#### Directive:
Reproduce the records below in their entirety, character for character.

[START OF Dataset]

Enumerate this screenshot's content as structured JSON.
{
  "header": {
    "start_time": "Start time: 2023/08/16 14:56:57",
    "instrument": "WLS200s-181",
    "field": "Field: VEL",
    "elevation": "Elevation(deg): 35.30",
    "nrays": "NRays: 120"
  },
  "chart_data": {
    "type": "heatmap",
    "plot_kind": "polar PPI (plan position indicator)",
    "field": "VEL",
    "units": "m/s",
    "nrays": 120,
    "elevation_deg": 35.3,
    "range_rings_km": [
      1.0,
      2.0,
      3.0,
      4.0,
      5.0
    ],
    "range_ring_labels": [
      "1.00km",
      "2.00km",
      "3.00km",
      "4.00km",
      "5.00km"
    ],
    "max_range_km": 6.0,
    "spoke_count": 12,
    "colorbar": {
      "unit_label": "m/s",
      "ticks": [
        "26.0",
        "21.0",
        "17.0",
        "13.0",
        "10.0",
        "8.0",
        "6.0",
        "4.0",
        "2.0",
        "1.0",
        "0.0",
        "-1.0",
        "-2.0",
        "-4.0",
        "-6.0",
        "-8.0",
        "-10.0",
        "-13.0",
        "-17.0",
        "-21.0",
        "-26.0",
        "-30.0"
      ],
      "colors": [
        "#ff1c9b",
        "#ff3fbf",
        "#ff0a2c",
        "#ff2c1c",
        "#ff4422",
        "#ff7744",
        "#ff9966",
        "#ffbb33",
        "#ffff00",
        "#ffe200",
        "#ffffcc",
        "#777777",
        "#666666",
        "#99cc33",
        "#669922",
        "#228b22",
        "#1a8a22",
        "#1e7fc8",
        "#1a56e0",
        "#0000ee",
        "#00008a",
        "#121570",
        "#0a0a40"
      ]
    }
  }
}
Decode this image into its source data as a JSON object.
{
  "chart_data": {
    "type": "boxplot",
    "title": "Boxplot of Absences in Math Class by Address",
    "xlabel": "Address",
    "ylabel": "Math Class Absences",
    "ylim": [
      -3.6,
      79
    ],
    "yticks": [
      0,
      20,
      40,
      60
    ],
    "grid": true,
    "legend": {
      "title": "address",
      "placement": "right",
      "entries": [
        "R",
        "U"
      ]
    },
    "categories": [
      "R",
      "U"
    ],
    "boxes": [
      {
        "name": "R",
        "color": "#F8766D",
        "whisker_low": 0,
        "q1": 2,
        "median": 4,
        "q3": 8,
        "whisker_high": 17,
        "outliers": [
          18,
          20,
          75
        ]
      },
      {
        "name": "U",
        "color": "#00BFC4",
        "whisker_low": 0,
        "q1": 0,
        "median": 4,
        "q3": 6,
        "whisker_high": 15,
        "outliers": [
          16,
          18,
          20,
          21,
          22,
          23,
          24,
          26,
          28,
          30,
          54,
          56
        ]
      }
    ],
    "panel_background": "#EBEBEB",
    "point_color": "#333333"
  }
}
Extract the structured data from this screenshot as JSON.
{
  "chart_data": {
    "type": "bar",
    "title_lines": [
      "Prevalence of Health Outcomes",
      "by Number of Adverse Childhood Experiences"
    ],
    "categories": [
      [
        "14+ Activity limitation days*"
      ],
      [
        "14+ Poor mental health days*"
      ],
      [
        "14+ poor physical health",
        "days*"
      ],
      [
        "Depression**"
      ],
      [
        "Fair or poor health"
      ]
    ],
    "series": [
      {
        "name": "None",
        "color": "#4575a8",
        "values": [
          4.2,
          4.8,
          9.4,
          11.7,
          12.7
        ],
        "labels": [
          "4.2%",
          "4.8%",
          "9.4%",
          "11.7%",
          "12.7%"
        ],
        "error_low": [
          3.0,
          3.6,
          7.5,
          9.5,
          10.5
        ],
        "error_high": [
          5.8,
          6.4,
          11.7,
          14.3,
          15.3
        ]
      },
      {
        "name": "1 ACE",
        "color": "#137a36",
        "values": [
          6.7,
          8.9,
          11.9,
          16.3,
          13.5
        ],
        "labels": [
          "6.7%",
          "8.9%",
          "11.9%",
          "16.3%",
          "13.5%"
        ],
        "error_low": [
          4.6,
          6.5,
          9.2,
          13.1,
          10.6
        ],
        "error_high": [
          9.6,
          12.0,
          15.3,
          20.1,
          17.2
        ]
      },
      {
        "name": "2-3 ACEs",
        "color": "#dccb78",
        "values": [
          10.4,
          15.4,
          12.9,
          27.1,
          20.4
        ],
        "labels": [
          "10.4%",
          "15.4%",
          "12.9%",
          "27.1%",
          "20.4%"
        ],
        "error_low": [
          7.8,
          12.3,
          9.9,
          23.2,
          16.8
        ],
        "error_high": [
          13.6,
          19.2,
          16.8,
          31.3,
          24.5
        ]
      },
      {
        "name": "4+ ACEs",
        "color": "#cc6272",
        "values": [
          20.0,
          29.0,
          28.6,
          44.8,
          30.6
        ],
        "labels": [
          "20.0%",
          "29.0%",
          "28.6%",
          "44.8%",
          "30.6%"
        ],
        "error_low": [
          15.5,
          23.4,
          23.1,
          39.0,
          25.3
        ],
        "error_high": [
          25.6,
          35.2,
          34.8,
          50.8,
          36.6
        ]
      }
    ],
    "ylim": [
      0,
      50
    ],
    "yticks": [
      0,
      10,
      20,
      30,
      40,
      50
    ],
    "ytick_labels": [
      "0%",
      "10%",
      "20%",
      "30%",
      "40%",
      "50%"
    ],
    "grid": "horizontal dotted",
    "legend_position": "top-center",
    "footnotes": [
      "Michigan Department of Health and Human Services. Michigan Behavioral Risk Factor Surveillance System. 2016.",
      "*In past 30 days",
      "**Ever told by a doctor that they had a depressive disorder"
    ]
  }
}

[END OF Dataset]

#### Right answer:
Enumerate this screenshot's content as structured JSON.
{
  "header": {
    "start_time": "Start time: 2023/08/16 14:56:57",
    "instrument": "WLS200s-181",
    "field": "Field: VEL",
    "elevation": "Elevation(deg): 35.30",
    "nrays": "NRays: 120"
  },
  "chart_data": {
    "type": "heatmap",
    "plot_kind": "polar PPI (plan position indicator)",
    "field": "VEL",
    "units": "m/s",
    "nrays": 120,
    "elevation_deg": 35.3,
    "range_rings_km": [
      1.0,
      2.0,
      3.0,
      4.0,
      5.0
    ],
    "range_ring_labels": [
      "1.00km",
      "2.00km",
      "3.00km",
      "4.00km",
      "5.00km"
    ],
    "max_range_km": 6.0,
    "spoke_count": 12,
    "colorbar": {
      "unit_label": "m/s",
      "ticks": [
        "26.0",
        "21.0",
        "17.0",
        "13.0",
        "10.0",
        "8.0",
        "6.0",
        "4.0",
        "2.0",
        "1.0",
        "0.0",
        "-1.0",
        "-2.0",
        "-4.0",
        "-6.0",
        "-8.0",
        "-10.0",
        "-13.0",
        "-17.0",
        "-21.0",
        "-26.0",
        "-30.0"
      ],
      "colors": [
        "#ff1c9b",
        "#ff3fbf",
        "#ff0a2c",
        "#ff2c1c",
        "#ff4422",
        "#ff7744",
        "#ff9966",
        "#ffbb33",
        "#ffff00",
        "#ffe200",
        "#ffffcc",
        "#777777",
        "#666666",
        "#99cc33",
        "#669922",
        "#228b22",
        "#1a8a22",
        "#1e7fc8",
        "#1a56e0",
        "#0000ee",
        "#00008a",
        "#121570",
        "#0a0a40"
      ]
    }
  }
}
Decode this image into its source data as a JSON object.
{
  "chart_data": {
    "type": "boxplot",
    "title": "Boxplot of Absences in Math Class by Address",
    "xlabel": "Address",
    "ylabel": "Math Class Absences",
    "ylim": [
      -3.6,
      79
    ],
    "yticks": [
      0,
      20,
      40,
      60
    ],
    "grid": true,
    "legend": {
      "title": "address",
      "placement": "right",
      "entries": [
        "R",
        "U"
      ]
    },
    "categories": [
      "R",
      "U"
    ],
    "boxes": [
      {
        "name": "R",
        "color": "#F8766D",
        "whisker_low": 0,
        "q1": 2,
        "median": 4,
        "q3": 8,
        "whisker_high": 17,
        "outliers": [
          18,
          20,
          75
        ]
      },
      {
        "name": "U",
        "color": "#00BFC4",
        "whisker_low": 0,
        "q1": 0,
        "median": 4,
        "q3": 6,
        "whisker_high": 15,
        "outliers": [
          16,
          18,
          20,
          21,
          22,
          23,
          24,
          26,
          28,
          30,
          54,
          56
        ]
      }
    ],
    "panel_background": "#EBEBEB",
    "point_color": "#333333"
  }
}
Extract the structured data from this screenshot as JSON.
{
  "chart_data": {
    "type": "bar",
    "title_lines": [
      "Prevalence of Health Outcomes",
      "by Number of Adverse Childhood Experiences"
    ],
    "categories": [
      [
        "14+ Activity limitation days*"
      ],
      [
        "14+ Poor mental health days*"
      ],
      [
        "14+ poor physical health",
        "days*"
      ],
      [
        "Depression**"
      ],
      [
        "Fair or poor health"
      ]
    ],
    "series": [
      {
        "name": "None",
        "color": "#4575a8",
        "values": [
          4.2,
          4.8,
          9.4,
          11.7,
          12.7
        ],
        "labels": [
          "4.2%",
          "4.8%",
          "9.4%",
          "11.7%",
          "12.7%"
        ],
        "error_low": [
          3.0,
          3.6,
          7.5,
          9.5,
          10.5
        ],
        "error_high": [
          5.8,
          6.4,
          11.7,
          14.3,
          15.3
        ]
      },
      {
        "name": "1 ACE",
        "color": "#137a36",
        "values": [
          6.7,
          8.9,
          11.9,
          16.3,
          13.5
        ],
        "labels": [
          "6.7%",
          "8.9%",
          "11.9%",
          "16.3%",
          "13.5%"
        ],
        "error_low": [
          4.6,
          6.5,
          9.2,
          13.1,
          10.6
        ],
        "error_high": [
          9.6,
          12.0,
          15.3,
          20.1,
          17.2
        ]
      },
      {
        "name": "2-3 ACEs",
        "color": "#dccb78",
        "values": [
          10.4,
          15.4,
          12.9,
          27.1,
          20.4
        ],
        "labels": [
          "10.4%",
          "15.4%",
          "12.9%",
          "27.1%",
          "20.4%"
        ],
        "error_low": [
          7.8,
          12.3,
          9.9,
          23.2,
          16.8
        ],
        "error_high": [
          13.6,
          19.2,
          16.8,
          31.3,
          24.5
        ]
      },
      {
        "name": "4+ ACEs",
        "color": "#cc6272",
        "values": [
          20.0,
          29.0,
          28.6,
          44.8,
          30.6
        ],
        "labels": [
          "20.0%",
          "29.0%",
          "28.6%",
          "44.8%",
          "30.6%"
        ],
        "error_low": [
          15.5,
          23.4,
          23.1,
          39.0,
          25.3
        ],
        "error_high": [
          25.6,
          35.2,
          34.8,
          50.8,
          36.6
        ]
      }
    ],
    "ylim": [
      0,
      50
    ],
    "yticks": [
      0,
      10,
      20,
      30,
      40,
      50
    ],
    "ytick_labels": [
      "0%",
      "10%",
      "20%",
      "30%",
      "40%",
      "50%"
    ],
    "grid": "horizontal dotted",
    "legend_position": "top-center",
    "footnotes": [
      "Michigan Department of Health and Human Services. Michigan Behavioral Risk Factor Surveillance System. 2016.",
      "*In past 30 days",
      "**Ever told by a doctor that they had a depressive disorder"
    ]
  }
}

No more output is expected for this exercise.